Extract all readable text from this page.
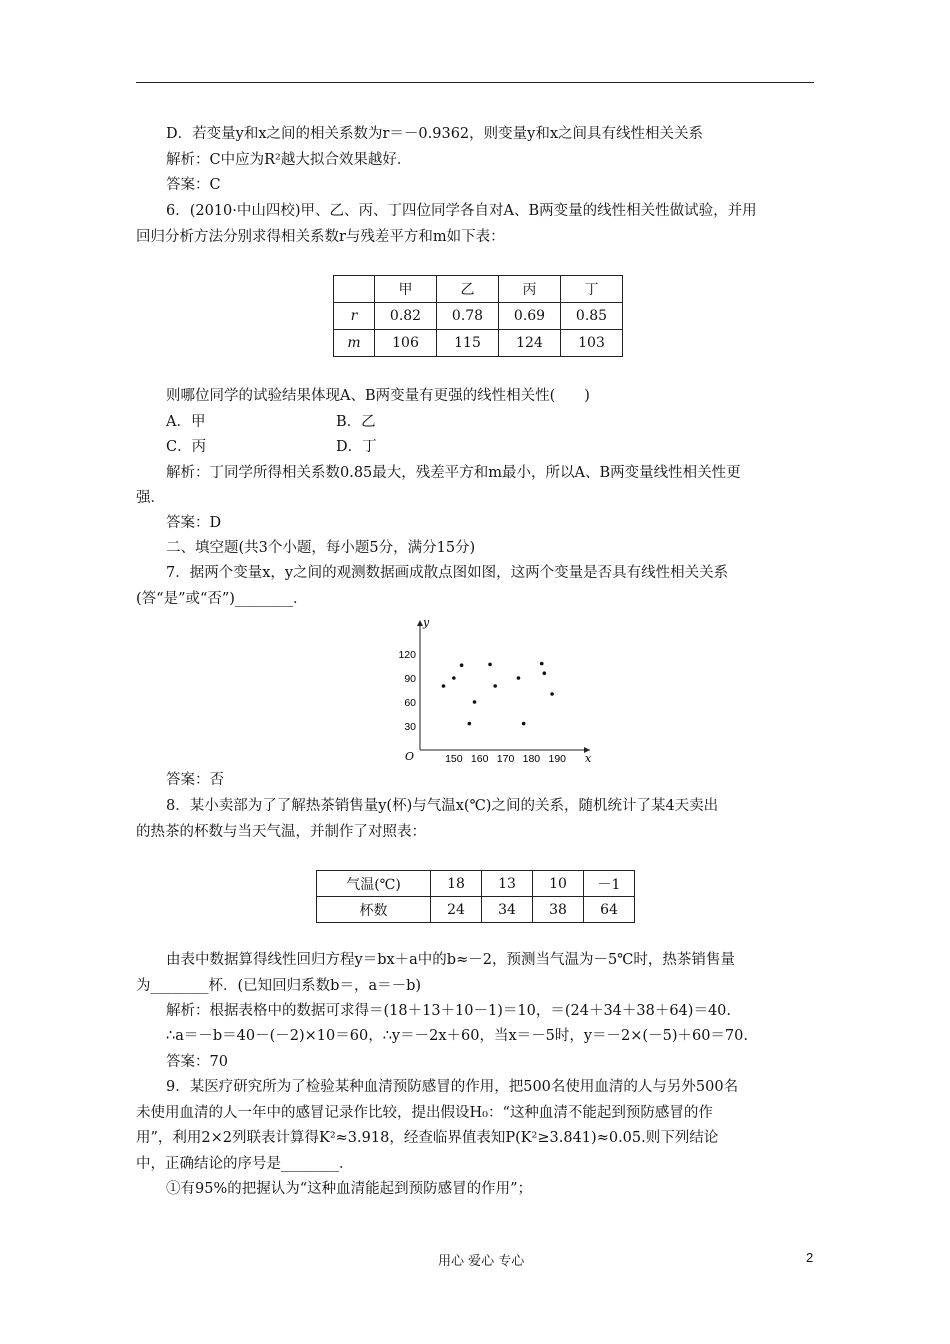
D．若变量y和x之间的相关系数为r＝－0.9362，则变量y和x之间具有线性相关关系
解析：C中应为R²越大拟合效果越好．
答案：C
6．(2010·中山四校)甲、乙、丙、丁四位同学各自对A、B两变量的线性相关性做试验，并用
回归分析方法分别求得相关系数r与残差平方和m如下表：
	甲	乙	丙	丁
r	0.82	0.78	0.69	0.85
m	106	115	124	103
则哪位同学的试验结果体现A、B两变量有更强的线性相关性(　　)
A．甲	B．乙
C．丙	D．丁
解析：丁同学所得相关系数0.85最大，残差平方和m最小，所以A、B两变量线性相关性更
强．
答案：D
二、填空题(共3个小题，每小题5分，满分15分)
7．据两个变量x，y之间的观测数据画成散点图如图，这两个变量是否具有线性相关关系
(答“是”或“否”)________．
O	x
y
150 160 170 180 190
30
60
90
120
答案：否
8．某小卖部为了了解热茶销售量y(杯)与气温x(℃)之间的关系，随机统计了某4天卖出
的热茶的杯数与当天气温，并制作了对照表：
气温(℃)	18	13	10	－1
杯数	24	34	38	64
由表中数据算得线性回归方程y＝bx＋a中的b≈－2，预测当气温为－5℃时，热茶销售量
为________杯．(已知回归系数b＝，a＝－b)
解析：根据表格中的数据可求得＝(18＋13＋10－1)＝10，＝(24＋34＋38＋64)＝40.
∴a＝－b＝40－(－2)×10＝60，∴y＝－2x＋60，当x＝－5时，y＝－2×(－5)＋60＝70.
答案：70
9．某医疗研究所为了检验某种血清预防感冒的作用，把500名使用血清的人与另外500名
未使用血清的人一年中的感冒记录作比较，提出假设H₀：“这种血清不能起到预防感冒的作
用”，利用2×2列联表计算得K²≈3.918，经查临界值表知P(K²≥3.841)≈0.05.则下列结论
中，正确结论的序号是________．
①有95%的把握认为“这种血清能起到预防感冒的作用”；
用心 爱心 专心	2
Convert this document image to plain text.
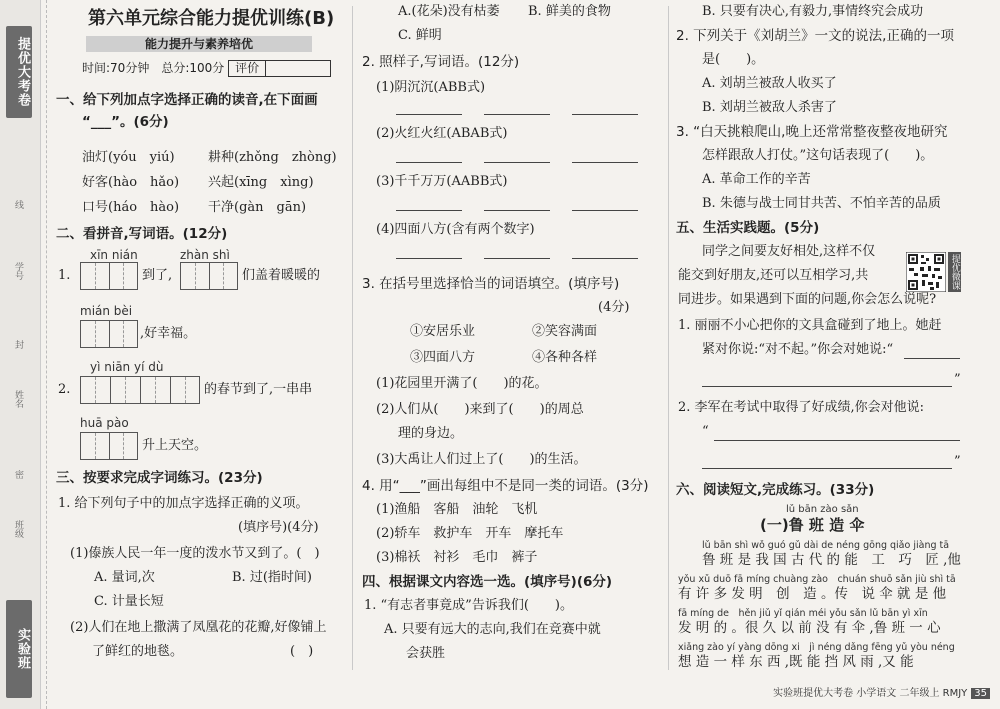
提优大考卷
学号
封
姓名
线
密
班级
实验班
第六单元综合能力提优训练(B)
能力提升与素养培优
时间:70分钟　总分:100分 评价
一、给下列加点字选择正确的读音,在下面画
“___”。(6分)
油灯(yóu　yiú)	耕种(zhǒng　zhòng)
好客(hào　hǎo) 兴起(xīng　xìng)
口号(háo　hào) 干净(gàn　gān)
二、看拼音,写词语。(12分)
xīn nián	zhàn shì
1.	到了,	们盖着暖暖的
mián bèi
,好幸福。
yì niān yí dù
2.	的春节到了,一串串
huā pào
升上天空。
三、按要求完成字词练习。(23分)
1. 给下列句子中的加点字选择正确的义项。
(填序号)(4分)
(1)傣族人民一年一度的泼水节又到了。(　)
A. 量词,次	B. 过(指时间)
C. 计量长短
(2)人们在地上撒满了凤凰花的花瓣,好像铺上
了鲜红的地毯。	(　)
A.(花朵)没有枯萎 B. 鲜美的食物
C. 鲜明
2. 照样子,写词语。(12分)
(1)阴沉沉(ABB式)
(2)火红火红(ABAB式)
(3)千千万万(AABB式)
(4)四面八方(含有两个数字)
3. 在括号里选择恰当的词语填空。(填序号)
(4分)
①安居乐业	②笑容满面
③四面八方	④各种各样
(1)花园里开满了(　　)的花。
(2)人们从(　　)来到了(　　)的周总
理的身边。
(3)大禹让人们过上了(　　)的生活。
4. 用“___”画出每组中不是同一类的词语。(3分)
(1)渔船　客船　油轮　飞机
(2)轿车　救护车　开车　摩托车
(3)棉袄　衬衫　毛巾　裤子
四、根据课文内容选一选。(填序号)(6分)
1. “有志者事竟成”告诉我们(　　)。
A. 只要有远大的志向,我们在竞赛中就
会获胜
B. 只要有决心,有毅力,事情终究会成功
2. 下列关于《刘胡兰》一文的说法,正确的一项
是(　　)。
A. 刘胡兰被敌人收买了
B. 刘胡兰被敌人杀害了
3. “白天挑粮爬山,晚上还常常整夜整夜地研究
怎样跟敌人打仗。”这句话表现了(　　)。
A. 革命工作的辛苦
B. 朱德与战士同甘共苦、不怕辛苦的品质
五、生活实践题。(5分)
同学之间要友好相处,这样不仅
能交到好朋友,还可以互相学习,共
同进步。如果遇到下面的问题,你会怎么说呢?
提优微课
1. 丽丽不小心把你的文具盒碰到了地上。她赶
紧对你说:“对不起。”你会对她说:“
”
2. 李军在考试中取得了好成绩,你会对他说:
“
”
六、阅读短文,完成练习。(33分)
lǔ bān zào sǎn
(一)鲁 班 造 伞
lǔ bān shì wǒ guó gǔ dài de néng gōng qiǎo jiàng tā
鲁 班 是 我 国 古 代 的 能　工　巧　匠 ,他
yǒu xǔ duō fā míng chuàng zào　chuán shuō sǎn jiù shì tā
有 许 多 发 明　创　造 。传　说 伞 就 是 他
fā míng de　hěn jiǔ yǐ qián méi yǒu sǎn lǔ bān yì xīn
发 明 的 。很 久 以 前 没 有 伞 ,鲁 班 一 心
xiǎng zào yí yàng dōng xi　jì néng dǎng fēng yǔ yòu néng
想 造 一 样 东 西 ,既 能 挡 风 雨 ,又 能
实验班提优大考卷 小学语文 二年级上 RMJY 35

======

▸ **Task goal**
Repeat the records in full, exactly as they appear, without the pictures.

▸ **Solution to the exercise**
Extract all readable text from this page.
D．若变量y和x之间的相关系数为r＝－0.9362，则变量y和x之间具有线性相关关系
解析：C中应为R²越大拟合效果越好．
答案：C
6．(2010·中山四校)甲、乙、丙、丁四位同学各自对A、B两变量的线性相关性做试验，并用
回归分析方法分别求得相关系数r与残差平方和m如下表：
	甲	乙	丙	丁
r	0.82	0.78	0.69	0.85
m	106	115	124	103
则哪位同学的试验结果体现A、B两变量有更强的线性相关性(　　)
A．甲	B．乙
C．丙	D．丁
解析：丁同学所得相关系数0.85最大，残差平方和m最小，所以A、B两变量线性相关性更
强．
答案：D
二、填空题(共3个小题，每小题5分，满分15分)
7．据两个变量x，y之间的观测数据画成散点图如图，这两个变量是否具有线性相关关系
(答“是”或“否”)________．
O	x
y
150 160 170 180 190
30
60
90
120
答案：否
8．某小卖部为了了解热茶销售量y(杯)与气温x(℃)之间的关系，随机统计了某4天卖出
的热茶的杯数与当天气温，并制作了对照表：
气温(℃)	18	13	10	－1
杯数	24	34	38	64
由表中数据算得线性回归方程y＝bx＋a中的b≈－2，预测当气温为－5℃时，热茶销售量
为________杯．(已知回归系数b＝，a＝－b)
解析：根据表格中的数据可求得＝(18＋13＋10－1)＝10，＝(24＋34＋38＋64)＝40.
∴a＝－b＝40－(－2)×10＝60，∴y＝－2x＋60，当x＝－5时，y＝－2×(－5)＋60＝70.
答案：70
9．某医疗研究所为了检验某种血清预防感冒的作用，把500名使用血清的人与另外500名
未使用血清的人一年中的感冒记录作比较，提出假设H₀：“这种血清不能起到预防感冒的作
用”，利用2×2列联表计算得K²≈3.918，经查临界值表知P(K²≥3.841)≈0.05.则下列结论
中，正确结论的序号是________．
①有95%的把握认为“这种血清能起到预防感冒的作用”；
用心 爱心 专心	2
Convert this document image to plain text.
提优大考卷
学号
封
姓名
线
密
班级
实验班
第六单元综合能力提优训练(B)
能力提升与素养培优
时间:70分钟　总分:100分 评价
一、给下列加点字选择正确的读音,在下面画
“___”。(6分)
油灯(yóu　yiú)	耕种(zhǒng　zhòng)
好客(hào　hǎo) 兴起(xīng　xìng)
口号(háo　hào) 干净(gàn　gān)
二、看拼音,写词语。(12分)
xīn nián	zhàn shì
1.	到了,	们盖着暖暖的
mián bèi
,好幸福。
yì niān yí dù
2.	的春节到了,一串串
huā pào
升上天空。
三、按要求完成字词练习。(23分)
1. 给下列句子中的加点字选择正确的义项。
(填序号)(4分)
(1)傣族人民一年一度的泼水节又到了。(　)
A. 量词,次	B. 过(指时间)
C. 计量长短
(2)人们在地上撒满了凤凰花的花瓣,好像铺上
了鲜红的地毯。	(　)
A.(花朵)没有枯萎 B. 鲜美的食物
C. 鲜明
2. 照样子,写词语。(12分)
(1)阴沉沉(ABB式)
(2)火红火红(ABAB式)
(3)千千万万(AABB式)
(4)四面八方(含有两个数字)
3. 在括号里选择恰当的词语填空。(填序号)
(4分)
①安居乐业	②笑容满面
③四面八方	④各种各样
(1)花园里开满了(　　)的花。
(2)人们从(　　)来到了(　　)的周总
理的身边。
(3)大禹让人们过上了(　　)的生活。
4. 用“___”画出每组中不是同一类的词语。(3分)
(1)渔船　客船　油轮　飞机
(2)轿车　救护车　开车　摩托车
(3)棉袄　衬衫　毛巾　裤子
四、根据课文内容选一选。(填序号)(6分)
1. “有志者事竟成”告诉我们(　　)。
A. 只要有远大的志向,我们在竞赛中就
会获胜
B. 只要有决心,有毅力,事情终究会成功
2. 下列关于《刘胡兰》一文的说法,正确的一项
是(　　)。
A. 刘胡兰被敌人收买了
B. 刘胡兰被敌人杀害了
3. “白天挑粮爬山,晚上还常常整夜整夜地研究
怎样跟敌人打仗。”这句话表现了(　　)。
A. 革命工作的辛苦
B. 朱德与战士同甘共苦、不怕辛苦的品质
五、生活实践题。(5分)
同学之间要友好相处,这样不仅
能交到好朋友,还可以互相学习,共
同进步。如果遇到下面的问题,你会怎么说呢?
提优微课
1. 丽丽不小心把你的文具盒碰到了地上。她赶
紧对你说:“对不起。”你会对她说:“
”
2. 李军在考试中取得了好成绩,你会对他说:
“
”
六、阅读短文,完成练习。(33分)
lǔ bān zào sǎn
(一)鲁 班 造 伞
lǔ bān shì wǒ guó gǔ dài de néng gōng qiǎo jiàng tā
鲁 班 是 我 国 古 代 的 能　工　巧　匠 ,他
yǒu xǔ duō fā míng chuàng zào　chuán shuō sǎn jiù shì tā
有 许 多 发 明　创　造 。传　说 伞 就 是 他
fā míng de　hěn jiǔ yǐ qián méi yǒu sǎn lǔ bān yì xīn
发 明 的 。很 久 以 前 没 有 伞 ,鲁 班 一 心
xiǎng zào yí yàng dōng xi　jì néng dǎng fēng yǔ yòu néng
想 造 一 样 东 西 ,既 能 挡 风 雨 ,又 能
实验班提优大考卷 小学语文 二年级上 RMJY 35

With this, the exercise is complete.